EXERCISE OBJECTIVE:
Every record below should be printed exactly as given.

MATERIAL TO PROCESS:
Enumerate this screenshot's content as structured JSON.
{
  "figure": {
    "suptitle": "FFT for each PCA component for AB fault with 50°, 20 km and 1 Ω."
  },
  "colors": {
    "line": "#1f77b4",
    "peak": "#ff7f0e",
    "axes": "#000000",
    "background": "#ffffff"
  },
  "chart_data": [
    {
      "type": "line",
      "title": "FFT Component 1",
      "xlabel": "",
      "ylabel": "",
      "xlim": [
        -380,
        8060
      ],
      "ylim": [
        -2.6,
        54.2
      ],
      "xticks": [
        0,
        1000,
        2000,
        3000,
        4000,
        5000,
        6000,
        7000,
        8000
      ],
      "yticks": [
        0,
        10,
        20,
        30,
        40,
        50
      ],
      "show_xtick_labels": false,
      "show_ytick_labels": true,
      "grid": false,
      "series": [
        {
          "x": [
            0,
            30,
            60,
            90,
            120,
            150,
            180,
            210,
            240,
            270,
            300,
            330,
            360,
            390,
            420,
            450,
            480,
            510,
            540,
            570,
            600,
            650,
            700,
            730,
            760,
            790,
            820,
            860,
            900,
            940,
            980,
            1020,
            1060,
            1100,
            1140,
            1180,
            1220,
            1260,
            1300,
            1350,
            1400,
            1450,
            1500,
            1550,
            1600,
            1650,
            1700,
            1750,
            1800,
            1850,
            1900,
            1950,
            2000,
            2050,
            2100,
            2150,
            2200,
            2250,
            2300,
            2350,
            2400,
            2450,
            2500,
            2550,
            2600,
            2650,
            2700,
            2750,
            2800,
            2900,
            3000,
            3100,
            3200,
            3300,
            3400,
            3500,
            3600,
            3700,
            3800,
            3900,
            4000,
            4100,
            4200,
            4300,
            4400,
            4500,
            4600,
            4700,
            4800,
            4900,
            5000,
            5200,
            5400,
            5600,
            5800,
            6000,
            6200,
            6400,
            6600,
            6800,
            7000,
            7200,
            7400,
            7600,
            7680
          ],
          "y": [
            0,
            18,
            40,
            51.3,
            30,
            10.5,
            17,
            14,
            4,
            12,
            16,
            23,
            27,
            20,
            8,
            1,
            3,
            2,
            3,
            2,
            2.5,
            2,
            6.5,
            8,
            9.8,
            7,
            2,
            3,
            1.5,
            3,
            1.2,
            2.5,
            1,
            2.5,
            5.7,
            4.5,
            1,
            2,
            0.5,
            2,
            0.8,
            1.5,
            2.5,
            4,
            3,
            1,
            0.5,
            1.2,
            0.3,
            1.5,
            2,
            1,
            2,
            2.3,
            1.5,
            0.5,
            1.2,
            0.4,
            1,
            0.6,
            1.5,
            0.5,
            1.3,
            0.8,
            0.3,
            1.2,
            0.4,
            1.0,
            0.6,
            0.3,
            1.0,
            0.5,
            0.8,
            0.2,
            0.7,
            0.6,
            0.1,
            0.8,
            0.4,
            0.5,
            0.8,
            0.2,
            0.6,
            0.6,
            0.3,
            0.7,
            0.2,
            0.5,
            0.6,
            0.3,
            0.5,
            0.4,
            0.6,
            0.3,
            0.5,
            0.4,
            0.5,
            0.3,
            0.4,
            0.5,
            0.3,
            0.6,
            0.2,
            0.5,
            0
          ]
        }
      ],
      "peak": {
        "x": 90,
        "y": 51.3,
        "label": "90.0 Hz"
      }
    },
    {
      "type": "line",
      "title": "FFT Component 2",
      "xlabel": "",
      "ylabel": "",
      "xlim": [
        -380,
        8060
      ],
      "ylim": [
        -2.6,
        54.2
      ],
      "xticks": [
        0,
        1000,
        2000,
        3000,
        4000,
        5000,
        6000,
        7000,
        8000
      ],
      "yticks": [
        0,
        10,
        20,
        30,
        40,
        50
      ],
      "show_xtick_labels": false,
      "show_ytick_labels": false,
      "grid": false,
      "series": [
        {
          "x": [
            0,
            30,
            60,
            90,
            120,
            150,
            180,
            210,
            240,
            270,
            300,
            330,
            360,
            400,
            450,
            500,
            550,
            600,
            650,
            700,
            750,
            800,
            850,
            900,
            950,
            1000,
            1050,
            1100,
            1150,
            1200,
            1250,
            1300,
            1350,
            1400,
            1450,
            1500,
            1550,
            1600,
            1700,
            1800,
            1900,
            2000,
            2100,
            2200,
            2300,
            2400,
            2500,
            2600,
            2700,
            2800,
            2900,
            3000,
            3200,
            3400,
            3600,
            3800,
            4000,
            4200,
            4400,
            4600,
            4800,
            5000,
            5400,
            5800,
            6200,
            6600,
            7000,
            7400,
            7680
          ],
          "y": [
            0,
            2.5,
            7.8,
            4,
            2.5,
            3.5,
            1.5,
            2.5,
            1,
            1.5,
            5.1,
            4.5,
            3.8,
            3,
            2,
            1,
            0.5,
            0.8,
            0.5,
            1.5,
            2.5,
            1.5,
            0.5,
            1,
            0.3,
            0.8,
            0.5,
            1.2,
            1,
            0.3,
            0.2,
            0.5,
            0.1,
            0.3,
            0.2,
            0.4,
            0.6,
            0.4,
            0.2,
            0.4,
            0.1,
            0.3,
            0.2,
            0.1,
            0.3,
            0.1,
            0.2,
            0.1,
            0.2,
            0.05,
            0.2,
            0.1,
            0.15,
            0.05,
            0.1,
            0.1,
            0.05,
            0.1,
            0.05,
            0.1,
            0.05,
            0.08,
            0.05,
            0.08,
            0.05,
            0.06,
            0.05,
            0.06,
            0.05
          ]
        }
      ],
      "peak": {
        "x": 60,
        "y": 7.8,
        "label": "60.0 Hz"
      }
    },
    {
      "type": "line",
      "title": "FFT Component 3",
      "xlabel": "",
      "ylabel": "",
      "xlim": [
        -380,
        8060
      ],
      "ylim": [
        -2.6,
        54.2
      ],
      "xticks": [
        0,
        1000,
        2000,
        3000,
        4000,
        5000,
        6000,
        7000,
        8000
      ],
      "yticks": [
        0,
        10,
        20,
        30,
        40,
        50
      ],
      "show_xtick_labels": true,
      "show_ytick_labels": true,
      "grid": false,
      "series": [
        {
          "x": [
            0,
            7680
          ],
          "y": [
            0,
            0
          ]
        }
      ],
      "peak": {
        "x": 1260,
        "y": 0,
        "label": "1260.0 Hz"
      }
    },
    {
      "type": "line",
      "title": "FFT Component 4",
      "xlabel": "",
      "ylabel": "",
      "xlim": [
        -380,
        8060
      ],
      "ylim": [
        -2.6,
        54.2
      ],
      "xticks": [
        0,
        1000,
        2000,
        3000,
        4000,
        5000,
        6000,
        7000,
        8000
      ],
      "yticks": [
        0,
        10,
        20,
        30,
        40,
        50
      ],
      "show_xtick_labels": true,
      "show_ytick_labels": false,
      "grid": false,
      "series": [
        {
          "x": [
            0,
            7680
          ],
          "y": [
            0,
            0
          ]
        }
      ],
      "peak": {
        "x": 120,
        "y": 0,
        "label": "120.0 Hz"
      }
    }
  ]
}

SOLUTION:
Enumerate this screenshot's content as structured JSON.
{
  "figure": {
    "suptitle": "FFT for each PCA component for AB fault with 50°, 20 km and 1 Ω."
  },
  "colors": {
    "line": "#1f77b4",
    "peak": "#ff7f0e",
    "axes": "#000000",
    "background": "#ffffff"
  },
  "chart_data": [
    {
      "type": "line",
      "title": "FFT Component 1",
      "xlabel": "",
      "ylabel": "",
      "xlim": [
        -380,
        8060
      ],
      "ylim": [
        -2.6,
        54.2
      ],
      "xticks": [
        0,
        1000,
        2000,
        3000,
        4000,
        5000,
        6000,
        7000,
        8000
      ],
      "yticks": [
        0,
        10,
        20,
        30,
        40,
        50
      ],
      "show_xtick_labels": false,
      "show_ytick_labels": true,
      "grid": false,
      "series": [
        {
          "x": [
            0,
            30,
            60,
            90,
            120,
            150,
            180,
            210,
            240,
            270,
            300,
            330,
            360,
            390,
            420,
            450,
            480,
            510,
            540,
            570,
            600,
            650,
            700,
            730,
            760,
            790,
            820,
            860,
            900,
            940,
            980,
            1020,
            1060,
            1100,
            1140,
            1180,
            1220,
            1260,
            1300,
            1350,
            1400,
            1450,
            1500,
            1550,
            1600,
            1650,
            1700,
            1750,
            1800,
            1850,
            1900,
            1950,
            2000,
            2050,
            2100,
            2150,
            2200,
            2250,
            2300,
            2350,
            2400,
            2450,
            2500,
            2550,
            2600,
            2650,
            2700,
            2750,
            2800,
            2900,
            3000,
            3100,
            3200,
            3300,
            3400,
            3500,
            3600,
            3700,
            3800,
            3900,
            4000,
            4100,
            4200,
            4300,
            4400,
            4500,
            4600,
            4700,
            4800,
            4900,
            5000,
            5200,
            5400,
            5600,
            5800,
            6000,
            6200,
            6400,
            6600,
            6800,
            7000,
            7200,
            7400,
            7600,
            7680
          ],
          "y": [
            0,
            18,
            40,
            51.3,
            30,
            10.5,
            17,
            14,
            4,
            12,
            16,
            23,
            27,
            20,
            8,
            1,
            3,
            2,
            3,
            2,
            2.5,
            2,
            6.5,
            8,
            9.8,
            7,
            2,
            3,
            1.5,
            3,
            1.2,
            2.5,
            1,
            2.5,
            5.7,
            4.5,
            1,
            2,
            0.5,
            2,
            0.8,
            1.5,
            2.5,
            4,
            3,
            1,
            0.5,
            1.2,
            0.3,
            1.5,
            2,
            1,
            2,
            2.3,
            1.5,
            0.5,
            1.2,
            0.4,
            1,
            0.6,
            1.5,
            0.5,
            1.3,
            0.8,
            0.3,
            1.2,
            0.4,
            1.0,
            0.6,
            0.3,
            1.0,
            0.5,
            0.8,
            0.2,
            0.7,
            0.6,
            0.1,
            0.8,
            0.4,
            0.5,
            0.8,
            0.2,
            0.6,
            0.6,
            0.3,
            0.7,
            0.2,
            0.5,
            0.6,
            0.3,
            0.5,
            0.4,
            0.6,
            0.3,
            0.5,
            0.4,
            0.5,
            0.3,
            0.4,
            0.5,
            0.3,
            0.6,
            0.2,
            0.5,
            0
          ]
        }
      ],
      "peak": {
        "x": 90,
        "y": 51.3,
        "label": "90.0 Hz"
      }
    },
    {
      "type": "line",
      "title": "FFT Component 2",
      "xlabel": "",
      "ylabel": "",
      "xlim": [
        -380,
        8060
      ],
      "ylim": [
        -2.6,
        54.2
      ],
      "xticks": [
        0,
        1000,
        2000,
        3000,
        4000,
        5000,
        6000,
        7000,
        8000
      ],
      "yticks": [
        0,
        10,
        20,
        30,
        40,
        50
      ],
      "show_xtick_labels": false,
      "show_ytick_labels": false,
      "grid": false,
      "series": [
        {
          "x": [
            0,
            30,
            60,
            90,
            120,
            150,
            180,
            210,
            240,
            270,
            300,
            330,
            360,
            400,
            450,
            500,
            550,
            600,
            650,
            700,
            750,
            800,
            850,
            900,
            950,
            1000,
            1050,
            1100,
            1150,
            1200,
            1250,
            1300,
            1350,
            1400,
            1450,
            1500,
            1550,
            1600,
            1700,
            1800,
            1900,
            2000,
            2100,
            2200,
            2300,
            2400,
            2500,
            2600,
            2700,
            2800,
            2900,
            3000,
            3200,
            3400,
            3600,
            3800,
            4000,
            4200,
            4400,
            4600,
            4800,
            5000,
            5400,
            5800,
            6200,
            6600,
            7000,
            7400,
            7680
          ],
          "y": [
            0,
            2.5,
            7.8,
            4,
            2.5,
            3.5,
            1.5,
            2.5,
            1,
            1.5,
            5.1,
            4.5,
            3.8,
            3,
            2,
            1,
            0.5,
            0.8,
            0.5,
            1.5,
            2.5,
            1.5,
            0.5,
            1,
            0.3,
            0.8,
            0.5,
            1.2,
            1,
            0.3,
            0.2,
            0.5,
            0.1,
            0.3,
            0.2,
            0.4,
            0.6,
            0.4,
            0.2,
            0.4,
            0.1,
            0.3,
            0.2,
            0.1,
            0.3,
            0.1,
            0.2,
            0.1,
            0.2,
            0.05,
            0.2,
            0.1,
            0.15,
            0.05,
            0.1,
            0.1,
            0.05,
            0.1,
            0.05,
            0.1,
            0.05,
            0.08,
            0.05,
            0.08,
            0.05,
            0.06,
            0.05,
            0.06,
            0.05
          ]
        }
      ],
      "peak": {
        "x": 60,
        "y": 7.8,
        "label": "60.0 Hz"
      }
    },
    {
      "type": "line",
      "title": "FFT Component 3",
      "xlabel": "",
      "ylabel": "",
      "xlim": [
        -380,
        8060
      ],
      "ylim": [
        -2.6,
        54.2
      ],
      "xticks": [
        0,
        1000,
        2000,
        3000,
        4000,
        5000,
        6000,
        7000,
        8000
      ],
      "yticks": [
        0,
        10,
        20,
        30,
        40,
        50
      ],
      "show_xtick_labels": true,
      "show_ytick_labels": true,
      "grid": false,
      "series": [
        {
          "x": [
            0,
            7680
          ],
          "y": [
            0,
            0
          ]
        }
      ],
      "peak": {
        "x": 1260,
        "y": 0,
        "label": "1260.0 Hz"
      }
    },
    {
      "type": "line",
      "title": "FFT Component 4",
      "xlabel": "",
      "ylabel": "",
      "xlim": [
        -380,
        8060
      ],
      "ylim": [
        -2.6,
        54.2
      ],
      "xticks": [
        0,
        1000,
        2000,
        3000,
        4000,
        5000,
        6000,
        7000,
        8000
      ],
      "yticks": [
        0,
        10,
        20,
        30,
        40,
        50
      ],
      "show_xtick_labels": true,
      "show_ytick_labels": false,
      "grid": false,
      "series": [
        {
          "x": [
            0,
            7680
          ],
          "y": [
            0,
            0
          ]
        }
      ],
      "peak": {
        "x": 120,
        "y": 0,
        "label": "120.0 Hz"
      }
    }
  ]
}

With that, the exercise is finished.